Reproduce each line of the listing below verbatim, from the first line to the last.

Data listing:

** start **

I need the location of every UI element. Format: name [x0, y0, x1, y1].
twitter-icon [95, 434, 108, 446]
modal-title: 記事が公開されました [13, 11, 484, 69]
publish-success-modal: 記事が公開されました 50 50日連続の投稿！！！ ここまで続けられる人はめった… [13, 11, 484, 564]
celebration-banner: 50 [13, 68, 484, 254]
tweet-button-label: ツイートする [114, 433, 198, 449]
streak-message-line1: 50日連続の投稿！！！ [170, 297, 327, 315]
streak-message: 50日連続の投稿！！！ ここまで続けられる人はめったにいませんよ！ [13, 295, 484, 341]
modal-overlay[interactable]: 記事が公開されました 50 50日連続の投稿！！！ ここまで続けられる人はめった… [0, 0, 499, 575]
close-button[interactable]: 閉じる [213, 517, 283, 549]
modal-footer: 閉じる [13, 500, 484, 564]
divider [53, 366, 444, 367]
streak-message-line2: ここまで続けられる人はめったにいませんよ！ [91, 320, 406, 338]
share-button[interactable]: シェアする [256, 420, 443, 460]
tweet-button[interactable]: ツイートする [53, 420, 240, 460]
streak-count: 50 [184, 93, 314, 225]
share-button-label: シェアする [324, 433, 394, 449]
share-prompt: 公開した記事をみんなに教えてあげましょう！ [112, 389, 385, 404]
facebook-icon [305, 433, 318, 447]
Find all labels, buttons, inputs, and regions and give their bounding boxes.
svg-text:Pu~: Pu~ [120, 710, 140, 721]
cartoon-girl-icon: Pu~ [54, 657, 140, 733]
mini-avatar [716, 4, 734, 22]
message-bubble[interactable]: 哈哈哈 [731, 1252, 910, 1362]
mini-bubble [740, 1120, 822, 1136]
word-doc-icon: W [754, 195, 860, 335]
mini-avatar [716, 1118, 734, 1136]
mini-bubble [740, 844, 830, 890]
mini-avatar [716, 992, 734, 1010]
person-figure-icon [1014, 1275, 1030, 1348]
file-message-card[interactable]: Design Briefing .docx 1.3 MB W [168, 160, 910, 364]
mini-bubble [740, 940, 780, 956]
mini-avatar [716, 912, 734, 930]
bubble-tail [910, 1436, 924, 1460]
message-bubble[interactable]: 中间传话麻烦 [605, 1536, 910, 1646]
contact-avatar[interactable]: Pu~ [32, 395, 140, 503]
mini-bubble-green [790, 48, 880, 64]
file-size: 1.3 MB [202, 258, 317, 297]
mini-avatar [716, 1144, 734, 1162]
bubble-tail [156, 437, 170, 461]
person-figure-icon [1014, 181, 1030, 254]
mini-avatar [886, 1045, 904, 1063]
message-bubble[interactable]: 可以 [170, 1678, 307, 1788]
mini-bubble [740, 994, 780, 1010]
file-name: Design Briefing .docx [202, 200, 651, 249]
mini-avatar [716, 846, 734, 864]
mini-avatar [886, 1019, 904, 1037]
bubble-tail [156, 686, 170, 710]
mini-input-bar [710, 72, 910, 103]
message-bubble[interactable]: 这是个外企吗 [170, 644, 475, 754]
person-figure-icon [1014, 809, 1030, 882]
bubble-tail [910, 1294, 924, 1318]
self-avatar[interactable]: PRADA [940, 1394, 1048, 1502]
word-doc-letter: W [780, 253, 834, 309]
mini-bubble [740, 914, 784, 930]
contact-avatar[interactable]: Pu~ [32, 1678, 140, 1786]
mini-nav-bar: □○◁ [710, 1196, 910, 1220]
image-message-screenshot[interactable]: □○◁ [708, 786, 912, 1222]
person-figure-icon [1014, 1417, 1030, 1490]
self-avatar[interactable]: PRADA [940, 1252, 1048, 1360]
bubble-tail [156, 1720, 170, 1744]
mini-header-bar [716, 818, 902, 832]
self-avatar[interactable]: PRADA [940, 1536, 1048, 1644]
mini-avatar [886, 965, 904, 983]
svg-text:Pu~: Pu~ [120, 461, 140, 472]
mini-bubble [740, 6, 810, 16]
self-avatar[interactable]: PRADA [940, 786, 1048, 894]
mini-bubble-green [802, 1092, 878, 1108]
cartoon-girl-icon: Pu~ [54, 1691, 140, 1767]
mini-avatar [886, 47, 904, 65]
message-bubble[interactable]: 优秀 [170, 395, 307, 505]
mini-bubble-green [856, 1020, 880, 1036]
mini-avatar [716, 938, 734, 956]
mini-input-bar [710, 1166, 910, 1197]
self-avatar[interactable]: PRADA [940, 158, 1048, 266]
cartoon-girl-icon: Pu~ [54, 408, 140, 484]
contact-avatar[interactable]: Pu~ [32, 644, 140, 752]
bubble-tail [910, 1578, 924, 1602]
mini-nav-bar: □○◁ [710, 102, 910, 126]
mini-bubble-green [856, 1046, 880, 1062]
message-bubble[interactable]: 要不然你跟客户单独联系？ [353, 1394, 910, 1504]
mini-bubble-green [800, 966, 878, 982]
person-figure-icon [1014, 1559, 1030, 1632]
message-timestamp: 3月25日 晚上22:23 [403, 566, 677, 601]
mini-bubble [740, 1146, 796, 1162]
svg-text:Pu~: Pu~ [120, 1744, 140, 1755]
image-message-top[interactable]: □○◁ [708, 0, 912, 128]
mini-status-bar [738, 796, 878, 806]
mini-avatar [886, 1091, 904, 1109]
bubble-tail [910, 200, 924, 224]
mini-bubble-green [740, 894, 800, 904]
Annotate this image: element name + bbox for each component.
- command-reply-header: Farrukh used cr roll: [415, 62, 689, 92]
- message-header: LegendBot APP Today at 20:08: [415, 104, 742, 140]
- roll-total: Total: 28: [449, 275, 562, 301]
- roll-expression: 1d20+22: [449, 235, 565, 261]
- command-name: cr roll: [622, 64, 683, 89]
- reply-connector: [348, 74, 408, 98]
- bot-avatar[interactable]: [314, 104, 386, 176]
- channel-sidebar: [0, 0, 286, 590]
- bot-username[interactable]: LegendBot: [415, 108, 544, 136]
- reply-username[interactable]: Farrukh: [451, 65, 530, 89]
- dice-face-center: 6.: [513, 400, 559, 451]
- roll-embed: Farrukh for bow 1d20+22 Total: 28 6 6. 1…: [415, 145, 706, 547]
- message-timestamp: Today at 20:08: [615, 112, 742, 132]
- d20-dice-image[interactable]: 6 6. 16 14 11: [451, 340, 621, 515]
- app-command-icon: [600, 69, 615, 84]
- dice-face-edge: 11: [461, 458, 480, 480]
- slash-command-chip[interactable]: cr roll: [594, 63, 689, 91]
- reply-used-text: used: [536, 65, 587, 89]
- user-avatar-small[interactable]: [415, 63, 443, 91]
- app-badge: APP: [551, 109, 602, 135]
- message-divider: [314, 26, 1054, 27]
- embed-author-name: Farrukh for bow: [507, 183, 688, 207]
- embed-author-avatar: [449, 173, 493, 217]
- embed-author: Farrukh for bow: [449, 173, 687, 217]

** end **

_Exercise solution_
I need the location of every UI element. Format: name [x0, y0, x1, y1].
twitter-icon [95, 434, 108, 446]
modal-title: 記事が公開されました [13, 11, 484, 69]
publish-success-modal: 記事が公開されました 50 50日連続の投稿！！！ ここまで続けられる人はめった… [13, 11, 484, 564]
celebration-banner: 50 [13, 68, 484, 254]
tweet-button-label: ツイートする [114, 433, 198, 449]
streak-message-line1: 50日連続の投稿！！！ [170, 297, 327, 315]
streak-message: 50日連続の投稿！！！ ここまで続けられる人はめったにいませんよ！ [13, 295, 484, 341]
modal-overlay[interactable]: 記事が公開されました 50 50日連続の投稿！！！ ここまで続けられる人はめった… [0, 0, 499, 575]
close-button[interactable]: 閉じる [213, 517, 283, 549]
modal-footer: 閉じる [13, 500, 484, 564]
divider [53, 366, 444, 367]
streak-message-line2: ここまで続けられる人はめったにいませんよ！ [91, 320, 406, 338]
share-button[interactable]: シェアする [256, 420, 443, 460]
tweet-button[interactable]: ツイートする [53, 420, 240, 460]
streak-count: 50 [184, 93, 314, 225]
share-button-label: シェアする [324, 433, 394, 449]
share-prompt: 公開した記事をみんなに教えてあげましょう！ [112, 389, 385, 404]
facebook-icon [305, 433, 318, 447]
Find all labels, buttons, inputs, and regions and give their bounding boxes.
svg-text:Pu~: Pu~ [120, 710, 140, 721]
cartoon-girl-icon: Pu~ [54, 657, 140, 733]
mini-avatar [716, 4, 734, 22]
message-bubble[interactable]: 哈哈哈 [731, 1252, 910, 1362]
mini-bubble [740, 1120, 822, 1136]
word-doc-icon: W [754, 195, 860, 335]
mini-avatar [716, 1118, 734, 1136]
mini-bubble [740, 844, 830, 890]
mini-avatar [716, 992, 734, 1010]
person-figure-icon [1014, 1275, 1030, 1348]
file-message-card[interactable]: Design Briefing .docx 1.3 MB W [168, 160, 910, 364]
mini-bubble [740, 940, 780, 956]
mini-avatar [716, 912, 734, 930]
bubble-tail [910, 1436, 924, 1460]
message-bubble[interactable]: 中间传话麻烦 [605, 1536, 910, 1646]
contact-avatar[interactable]: Pu~ [32, 395, 140, 503]
mini-bubble-green [790, 48, 880, 64]
file-size: 1.3 MB [202, 258, 317, 297]
mini-avatar [716, 1144, 734, 1162]
bubble-tail [156, 437, 170, 461]
person-figure-icon [1014, 181, 1030, 254]
mini-avatar [886, 1045, 904, 1063]
message-bubble[interactable]: 可以 [170, 1678, 307, 1788]
mini-bubble [740, 994, 780, 1010]
file-name: Design Briefing .docx [202, 200, 651, 249]
mini-avatar [716, 846, 734, 864]
mini-avatar [886, 1019, 904, 1037]
bubble-tail [156, 686, 170, 710]
mini-input-bar [710, 72, 910, 103]
message-bubble[interactable]: 这是个外企吗 [170, 644, 475, 754]
person-figure-icon [1014, 809, 1030, 882]
bubble-tail [910, 1294, 924, 1318]
self-avatar[interactable]: PRADA [940, 1394, 1048, 1502]
word-doc-letter: W [780, 253, 834, 309]
mini-bubble [740, 914, 784, 930]
contact-avatar[interactable]: Pu~ [32, 1678, 140, 1786]
mini-nav-bar: □○◁ [710, 1196, 910, 1220]
image-message-screenshot[interactable]: □○◁ [708, 786, 912, 1222]
person-figure-icon [1014, 1417, 1030, 1490]
self-avatar[interactable]: PRADA [940, 1252, 1048, 1360]
bubble-tail [156, 1720, 170, 1744]
mini-header-bar [716, 818, 902, 832]
self-avatar[interactable]: PRADA [940, 1536, 1048, 1644]
mini-avatar [886, 965, 904, 983]
svg-text:Pu~: Pu~ [120, 461, 140, 472]
mini-bubble [740, 6, 810, 16]
self-avatar[interactable]: PRADA [940, 786, 1048, 894]
mini-bubble-green [802, 1092, 878, 1108]
cartoon-girl-icon: Pu~ [54, 1691, 140, 1767]
mini-avatar [886, 47, 904, 65]
message-bubble[interactable]: 优秀 [170, 395, 307, 505]
mini-bubble-green [856, 1020, 880, 1036]
mini-avatar [716, 938, 734, 956]
mini-input-bar [710, 1166, 910, 1197]
self-avatar[interactable]: PRADA [940, 158, 1048, 266]
cartoon-girl-icon: Pu~ [54, 408, 140, 484]
contact-avatar[interactable]: Pu~ [32, 644, 140, 752]
bubble-tail [910, 1578, 924, 1602]
mini-nav-bar: □○◁ [710, 102, 910, 126]
mini-bubble-green [856, 1046, 880, 1062]
message-bubble[interactable]: 要不然你跟客户单独联系？ [353, 1394, 910, 1504]
mini-bubble-green [800, 966, 878, 982]
person-figure-icon [1014, 1559, 1030, 1632]
message-timestamp: 3月25日 晚上22:23 [403, 566, 677, 601]
mini-bubble [740, 1146, 796, 1162]
svg-text:Pu~: Pu~ [120, 1744, 140, 1755]
image-message-top[interactable]: □○◁ [708, 0, 912, 128]
mini-status-bar [738, 796, 878, 806]
mini-avatar [886, 1091, 904, 1109]
bubble-tail [910, 200, 924, 224]
mini-bubble-green [740, 894, 800, 904]
Annotate this image: element name + bbox for each component.
- command-reply-header: Farrukh used cr roll: [415, 62, 689, 92]
- message-header: LegendBot APP Today at 20:08: [415, 104, 742, 140]
- roll-total: Total: 28: [449, 275, 562, 301]
- roll-expression: 1d20+22: [449, 235, 565, 261]
- command-name: cr roll: [622, 64, 683, 89]
- reply-connector: [348, 74, 408, 98]
- bot-avatar[interactable]: [314, 104, 386, 176]
- channel-sidebar: [0, 0, 286, 590]
- bot-username[interactable]: LegendBot: [415, 108, 544, 136]
- reply-username[interactable]: Farrukh: [451, 65, 530, 89]
- dice-face-center: 6.: [513, 400, 559, 451]
- roll-embed: Farrukh for bow 1d20+22 Total: 28 6 6. 1…: [415, 145, 706, 547]
- message-timestamp: Today at 20:08: [615, 112, 742, 132]
- d20-dice-image[interactable]: 6 6. 16 14 11: [451, 340, 621, 515]
- app-command-icon: [600, 69, 615, 84]
- dice-face-edge: 11: [461, 458, 480, 480]
- slash-command-chip[interactable]: cr roll: [594, 63, 689, 91]
- reply-used-text: used: [536, 65, 587, 89]
- user-avatar-small[interactable]: [415, 63, 443, 91]
- app-badge: APP: [551, 109, 602, 135]
- message-divider: [314, 26, 1054, 27]
- embed-author-name: Farrukh for bow: [507, 183, 688, 207]
- embed-author-avatar: [449, 173, 493, 217]
- embed-author: Farrukh for bow: [449, 173, 687, 217]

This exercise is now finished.